● Short task
Copy out all lines that carry the word "mạnh".

● Records supplied

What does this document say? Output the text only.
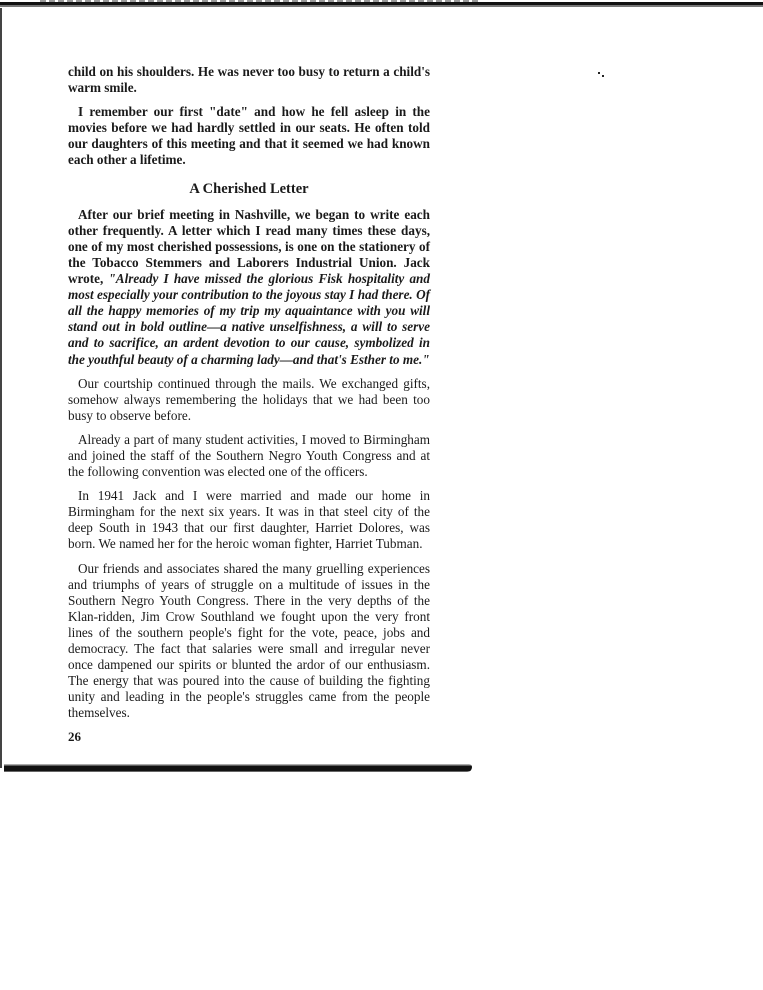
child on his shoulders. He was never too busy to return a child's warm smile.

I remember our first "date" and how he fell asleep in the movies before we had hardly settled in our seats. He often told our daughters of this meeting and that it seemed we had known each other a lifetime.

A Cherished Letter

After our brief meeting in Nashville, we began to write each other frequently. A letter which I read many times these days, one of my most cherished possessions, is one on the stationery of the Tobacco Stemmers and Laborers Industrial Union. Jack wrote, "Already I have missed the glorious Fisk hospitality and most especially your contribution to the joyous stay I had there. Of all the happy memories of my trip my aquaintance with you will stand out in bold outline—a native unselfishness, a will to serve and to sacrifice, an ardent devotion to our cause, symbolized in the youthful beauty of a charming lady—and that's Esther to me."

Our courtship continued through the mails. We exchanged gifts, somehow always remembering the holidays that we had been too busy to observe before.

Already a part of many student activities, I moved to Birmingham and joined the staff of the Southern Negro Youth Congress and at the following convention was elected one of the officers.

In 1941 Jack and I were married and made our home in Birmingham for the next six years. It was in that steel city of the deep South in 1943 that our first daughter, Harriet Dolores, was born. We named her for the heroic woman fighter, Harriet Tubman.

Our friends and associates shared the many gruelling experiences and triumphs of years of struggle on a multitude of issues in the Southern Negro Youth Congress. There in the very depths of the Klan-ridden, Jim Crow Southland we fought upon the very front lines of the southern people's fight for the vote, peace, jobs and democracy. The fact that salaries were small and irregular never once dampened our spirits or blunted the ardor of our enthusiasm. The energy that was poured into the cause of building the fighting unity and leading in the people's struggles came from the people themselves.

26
...
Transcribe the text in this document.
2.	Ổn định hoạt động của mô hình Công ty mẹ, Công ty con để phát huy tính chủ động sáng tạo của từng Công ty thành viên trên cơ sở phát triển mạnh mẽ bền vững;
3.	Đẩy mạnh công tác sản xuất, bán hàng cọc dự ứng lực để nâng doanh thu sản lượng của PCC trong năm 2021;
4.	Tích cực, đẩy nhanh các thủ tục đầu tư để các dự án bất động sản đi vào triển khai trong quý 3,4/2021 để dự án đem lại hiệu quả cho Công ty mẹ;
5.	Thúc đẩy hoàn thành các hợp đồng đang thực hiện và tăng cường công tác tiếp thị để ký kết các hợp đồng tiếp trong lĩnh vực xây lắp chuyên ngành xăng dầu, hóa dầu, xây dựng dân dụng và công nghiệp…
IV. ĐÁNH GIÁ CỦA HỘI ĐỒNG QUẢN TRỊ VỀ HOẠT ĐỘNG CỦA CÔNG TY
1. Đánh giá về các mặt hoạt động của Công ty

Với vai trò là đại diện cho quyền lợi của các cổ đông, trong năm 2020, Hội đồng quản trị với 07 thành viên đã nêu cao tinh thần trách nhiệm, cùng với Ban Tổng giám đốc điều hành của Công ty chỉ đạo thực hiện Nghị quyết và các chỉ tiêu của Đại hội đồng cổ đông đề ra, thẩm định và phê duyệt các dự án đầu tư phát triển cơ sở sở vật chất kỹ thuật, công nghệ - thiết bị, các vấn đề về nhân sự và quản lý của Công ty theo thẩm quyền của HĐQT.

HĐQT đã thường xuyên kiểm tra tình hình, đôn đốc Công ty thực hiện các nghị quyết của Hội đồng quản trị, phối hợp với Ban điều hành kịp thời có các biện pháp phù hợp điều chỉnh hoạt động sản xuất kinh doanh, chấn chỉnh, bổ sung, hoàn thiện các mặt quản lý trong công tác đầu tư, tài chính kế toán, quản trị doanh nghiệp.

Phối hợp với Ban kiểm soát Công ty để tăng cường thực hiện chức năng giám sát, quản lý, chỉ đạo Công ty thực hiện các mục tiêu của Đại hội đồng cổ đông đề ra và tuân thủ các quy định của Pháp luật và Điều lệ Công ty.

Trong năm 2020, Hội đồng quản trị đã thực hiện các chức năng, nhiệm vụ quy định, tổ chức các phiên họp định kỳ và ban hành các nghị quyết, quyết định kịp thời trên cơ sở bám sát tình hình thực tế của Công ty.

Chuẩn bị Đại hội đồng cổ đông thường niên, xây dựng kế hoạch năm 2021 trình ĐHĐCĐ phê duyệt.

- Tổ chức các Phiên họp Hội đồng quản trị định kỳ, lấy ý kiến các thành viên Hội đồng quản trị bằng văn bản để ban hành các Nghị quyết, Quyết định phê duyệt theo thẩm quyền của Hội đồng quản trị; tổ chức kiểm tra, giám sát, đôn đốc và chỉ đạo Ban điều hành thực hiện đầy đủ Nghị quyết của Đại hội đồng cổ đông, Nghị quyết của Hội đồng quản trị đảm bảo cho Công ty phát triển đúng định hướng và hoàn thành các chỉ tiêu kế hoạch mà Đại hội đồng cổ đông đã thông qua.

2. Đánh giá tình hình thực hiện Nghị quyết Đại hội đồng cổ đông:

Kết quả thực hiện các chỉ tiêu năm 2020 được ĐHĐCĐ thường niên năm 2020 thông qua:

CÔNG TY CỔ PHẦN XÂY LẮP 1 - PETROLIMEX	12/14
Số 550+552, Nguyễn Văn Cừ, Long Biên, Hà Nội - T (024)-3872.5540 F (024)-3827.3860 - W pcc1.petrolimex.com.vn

● Solution to this problem
2.	Ổn định hoạt động của mô hình Công ty mẹ, Công ty con để phát huy tính chủ động sáng tạo của từng Công ty thành viên trên cơ sở phát triển mạnh mẽ bền vững;
3.	Đẩy mạnh công tác sản xuất, bán hàng cọc dự ứng lực để nâng doanh thu sản lượng của PCC trong năm 2021;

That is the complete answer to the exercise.